--- start Dataset excerpts ---

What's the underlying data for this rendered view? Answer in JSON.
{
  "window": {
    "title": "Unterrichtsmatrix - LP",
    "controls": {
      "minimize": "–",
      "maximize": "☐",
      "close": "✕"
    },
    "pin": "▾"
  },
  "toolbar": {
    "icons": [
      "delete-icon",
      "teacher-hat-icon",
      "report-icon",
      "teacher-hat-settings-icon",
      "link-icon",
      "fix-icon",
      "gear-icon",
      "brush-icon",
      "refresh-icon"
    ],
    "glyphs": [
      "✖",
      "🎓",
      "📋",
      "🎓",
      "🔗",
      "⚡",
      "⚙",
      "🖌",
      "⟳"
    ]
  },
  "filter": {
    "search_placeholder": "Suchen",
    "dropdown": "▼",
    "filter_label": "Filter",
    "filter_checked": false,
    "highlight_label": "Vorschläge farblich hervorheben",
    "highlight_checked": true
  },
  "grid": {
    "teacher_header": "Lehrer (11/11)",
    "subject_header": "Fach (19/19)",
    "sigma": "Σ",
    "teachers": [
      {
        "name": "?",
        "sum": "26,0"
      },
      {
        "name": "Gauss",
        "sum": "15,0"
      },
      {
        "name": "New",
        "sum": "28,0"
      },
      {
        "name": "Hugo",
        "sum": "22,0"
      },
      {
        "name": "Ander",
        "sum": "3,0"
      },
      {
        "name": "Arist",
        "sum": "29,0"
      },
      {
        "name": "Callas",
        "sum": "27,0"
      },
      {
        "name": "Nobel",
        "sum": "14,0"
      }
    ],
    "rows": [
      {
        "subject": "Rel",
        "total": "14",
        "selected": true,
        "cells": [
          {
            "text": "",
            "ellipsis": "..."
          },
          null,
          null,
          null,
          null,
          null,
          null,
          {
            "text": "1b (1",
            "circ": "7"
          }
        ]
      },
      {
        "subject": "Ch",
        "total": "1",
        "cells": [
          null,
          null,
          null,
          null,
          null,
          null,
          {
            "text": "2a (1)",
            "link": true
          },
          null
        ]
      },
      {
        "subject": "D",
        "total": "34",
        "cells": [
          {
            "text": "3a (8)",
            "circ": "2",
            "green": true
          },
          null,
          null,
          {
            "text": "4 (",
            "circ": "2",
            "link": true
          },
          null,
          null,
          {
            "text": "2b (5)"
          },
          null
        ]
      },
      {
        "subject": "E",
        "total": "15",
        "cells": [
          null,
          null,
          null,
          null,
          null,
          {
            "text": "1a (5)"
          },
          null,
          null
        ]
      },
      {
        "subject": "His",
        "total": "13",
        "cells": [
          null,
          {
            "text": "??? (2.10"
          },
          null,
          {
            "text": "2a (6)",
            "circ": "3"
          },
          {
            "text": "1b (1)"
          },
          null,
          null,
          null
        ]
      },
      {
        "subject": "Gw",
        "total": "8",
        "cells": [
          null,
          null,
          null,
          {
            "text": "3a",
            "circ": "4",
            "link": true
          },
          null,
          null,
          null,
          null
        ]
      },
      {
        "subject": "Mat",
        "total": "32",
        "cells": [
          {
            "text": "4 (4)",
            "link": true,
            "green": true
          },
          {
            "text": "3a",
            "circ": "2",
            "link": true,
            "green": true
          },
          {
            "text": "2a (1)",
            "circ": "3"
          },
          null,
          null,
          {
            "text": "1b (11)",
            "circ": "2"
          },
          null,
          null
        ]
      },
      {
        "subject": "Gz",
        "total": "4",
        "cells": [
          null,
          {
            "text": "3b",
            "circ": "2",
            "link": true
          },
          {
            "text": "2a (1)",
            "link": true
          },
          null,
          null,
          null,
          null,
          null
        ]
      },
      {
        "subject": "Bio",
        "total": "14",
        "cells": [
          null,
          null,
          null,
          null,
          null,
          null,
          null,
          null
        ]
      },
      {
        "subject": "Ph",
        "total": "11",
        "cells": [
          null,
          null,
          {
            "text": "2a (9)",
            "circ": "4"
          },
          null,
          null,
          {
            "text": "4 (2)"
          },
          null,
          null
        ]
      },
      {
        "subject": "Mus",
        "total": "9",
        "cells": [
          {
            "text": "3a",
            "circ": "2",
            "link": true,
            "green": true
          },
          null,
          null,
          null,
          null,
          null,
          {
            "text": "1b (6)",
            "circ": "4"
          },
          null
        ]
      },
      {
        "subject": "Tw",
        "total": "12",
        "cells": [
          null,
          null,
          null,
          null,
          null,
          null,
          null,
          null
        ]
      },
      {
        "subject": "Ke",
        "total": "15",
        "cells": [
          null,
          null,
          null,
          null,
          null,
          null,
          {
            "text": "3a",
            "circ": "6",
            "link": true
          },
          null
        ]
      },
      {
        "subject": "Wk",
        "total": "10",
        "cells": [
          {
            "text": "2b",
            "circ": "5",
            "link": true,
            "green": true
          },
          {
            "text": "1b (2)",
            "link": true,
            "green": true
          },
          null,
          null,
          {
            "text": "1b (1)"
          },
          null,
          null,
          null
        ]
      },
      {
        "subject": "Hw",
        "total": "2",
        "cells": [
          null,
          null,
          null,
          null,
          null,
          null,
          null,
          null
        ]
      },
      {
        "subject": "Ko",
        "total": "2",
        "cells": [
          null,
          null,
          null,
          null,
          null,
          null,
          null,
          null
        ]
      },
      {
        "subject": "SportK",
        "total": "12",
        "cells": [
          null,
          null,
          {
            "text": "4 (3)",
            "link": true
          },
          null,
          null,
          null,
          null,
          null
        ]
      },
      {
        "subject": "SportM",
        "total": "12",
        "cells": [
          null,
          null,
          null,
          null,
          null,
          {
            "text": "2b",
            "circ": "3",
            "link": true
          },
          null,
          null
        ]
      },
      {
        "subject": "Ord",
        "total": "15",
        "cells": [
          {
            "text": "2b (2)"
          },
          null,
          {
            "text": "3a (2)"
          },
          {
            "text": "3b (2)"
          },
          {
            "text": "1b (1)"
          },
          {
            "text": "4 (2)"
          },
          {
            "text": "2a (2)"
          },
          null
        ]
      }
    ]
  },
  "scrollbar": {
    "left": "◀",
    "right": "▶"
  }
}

--- end Dataset excerpts ---

→ Aim
Reproduce the full listing above, character for character.

→ Answer to this problem
What's the underlying data for this rendered view? Answer in JSON.
{
  "window": {
    "title": "Unterrichtsmatrix - LP",
    "controls": {
      "minimize": "–",
      "maximize": "☐",
      "close": "✕"
    },
    "pin": "▾"
  },
  "toolbar": {
    "icons": [
      "delete-icon",
      "teacher-hat-icon",
      "report-icon",
      "teacher-hat-settings-icon",
      "link-icon",
      "fix-icon",
      "gear-icon",
      "brush-icon",
      "refresh-icon"
    ],
    "glyphs": [
      "✖",
      "🎓",
      "📋",
      "🎓",
      "🔗",
      "⚡",
      "⚙",
      "🖌",
      "⟳"
    ]
  },
  "filter": {
    "search_placeholder": "Suchen",
    "dropdown": "▼",
    "filter_label": "Filter",
    "filter_checked": false,
    "highlight_label": "Vorschläge farblich hervorheben",
    "highlight_checked": true
  },
  "grid": {
    "teacher_header": "Lehrer (11/11)",
    "subject_header": "Fach (19/19)",
    "sigma": "Σ",
    "teachers": [
      {
        "name": "?",
        "sum": "26,0"
      },
      {
        "name": "Gauss",
        "sum": "15,0"
      },
      {
        "name": "New",
        "sum": "28,0"
      },
      {
        "name": "Hugo",
        "sum": "22,0"
      },
      {
        "name": "Ander",
        "sum": "3,0"
      },
      {
        "name": "Arist",
        "sum": "29,0"
      },
      {
        "name": "Callas",
        "sum": "27,0"
      },
      {
        "name": "Nobel",
        "sum": "14,0"
      }
    ],
    "rows": [
      {
        "subject": "Rel",
        "total": "14",
        "selected": true,
        "cells": [
          {
            "text": "",
            "ellipsis": "..."
          },
          null,
          null,
          null,
          null,
          null,
          null,
          {
            "text": "1b (1",
            "circ": "7"
          }
        ]
      },
      {
        "subject": "Ch",
        "total": "1",
        "cells": [
          null,
          null,
          null,
          null,
          null,
          null,
          {
            "text": "2a (1)",
            "link": true
          },
          null
        ]
      },
      {
        "subject": "D",
        "total": "34",
        "cells": [
          {
            "text": "3a (8)",
            "circ": "2",
            "green": true
          },
          null,
          null,
          {
            "text": "4 (",
            "circ": "2",
            "link": true
          },
          null,
          null,
          {
            "text": "2b (5)"
          },
          null
        ]
      },
      {
        "subject": "E",
        "total": "15",
        "cells": [
          null,
          null,
          null,
          null,
          null,
          {
            "text": "1a (5)"
          },
          null,
          null
        ]
      },
      {
        "subject": "His",
        "total": "13",
        "cells": [
          null,
          {
            "text": "??? (2.10"
          },
          null,
          {
            "text": "2a (6)",
            "circ": "3"
          },
          {
            "text": "1b (1)"
          },
          null,
          null,
          null
        ]
      },
      {
        "subject": "Gw",
        "total": "8",
        "cells": [
          null,
          null,
          null,
          {
            "text": "3a",
            "circ": "4",
            "link": true
          },
          null,
          null,
          null,
          null
        ]
      },
      {
        "subject": "Mat",
        "total": "32",
        "cells": [
          {
            "text": "4 (4)",
            "link": true,
            "green": true
          },
          {
            "text": "3a",
            "circ": "2",
            "link": true,
            "green": true
          },
          {
            "text": "2a (1)",
            "circ": "3"
          },
          null,
          null,
          {
            "text": "1b (11)",
            "circ": "2"
          },
          null,
          null
        ]
      },
      {
        "subject": "Gz",
        "total": "4",
        "cells": [
          null,
          {
            "text": "3b",
            "circ": "2",
            "link": true
          },
          {
            "text": "2a (1)",
            "link": true
          },
          null,
          null,
          null,
          null,
          null
        ]
      },
      {
        "subject": "Bio",
        "total": "14",
        "cells": [
          null,
          null,
          null,
          null,
          null,
          null,
          null,
          null
        ]
      },
      {
        "subject": "Ph",
        "total": "11",
        "cells": [
          null,
          null,
          {
            "text": "2a (9)",
            "circ": "4"
          },
          null,
          null,
          {
            "text": "4 (2)"
          },
          null,
          null
        ]
      },
      {
        "subject": "Mus",
        "total": "9",
        "cells": [
          {
            "text": "3a",
            "circ": "2",
            "link": true,
            "green": true
          },
          null,
          null,
          null,
          null,
          null,
          {
            "text": "1b (6)",
            "circ": "4"
          },
          null
        ]
      },
      {
        "subject": "Tw",
        "total": "12",
        "cells": [
          null,
          null,
          null,
          null,
          null,
          null,
          null,
          null
        ]
      },
      {
        "subject": "Ke",
        "total": "15",
        "cells": [
          null,
          null,
          null,
          null,
          null,
          null,
          {
            "text": "3a",
            "circ": "6",
            "link": true
          },
          null
        ]
      },
      {
        "subject": "Wk",
        "total": "10",
        "cells": [
          {
            "text": "2b",
            "circ": "5",
            "link": true,
            "green": true
          },
          {
            "text": "1b (2)",
            "link": true,
            "green": true
          },
          null,
          null,
          {
            "text": "1b (1)"
          },
          null,
          null,
          null
        ]
      },
      {
        "subject": "Hw",
        "total": "2",
        "cells": [
          null,
          null,
          null,
          null,
          null,
          null,
          null,
          null
        ]
      },
      {
        "subject": "Ko",
        "total": "2",
        "cells": [
          null,
          null,
          null,
          null,
          null,
          null,
          null,
          null
        ]
      },
      {
        "subject": "SportK",
        "total": "12",
        "cells": [
          null,
          null,
          {
            "text": "4 (3)",
            "link": true
          },
          null,
          null,
          null,
          null,
          null
        ]
      },
      {
        "subject": "SportM",
        "total": "12",
        "cells": [
          null,
          null,
          null,
          null,
          null,
          {
            "text": "2b",
            "circ": "3",
            "link": true
          },
          null,
          null
        ]
      },
      {
        "subject": "Ord",
        "total": "15",
        "cells": [
          {
            "text": "2b (2)"
          },
          null,
          {
            "text": "3a (2)"
          },
          {
            "text": "3b (2)"
          },
          {
            "text": "1b (1)"
          },
          {
            "text": "4 (2)"
          },
          {
            "text": "2a (2)"
          },
          null
        ]
      }
    ]
  },
  "scrollbar": {
    "left": "◀",
    "right": "▶"
  }
}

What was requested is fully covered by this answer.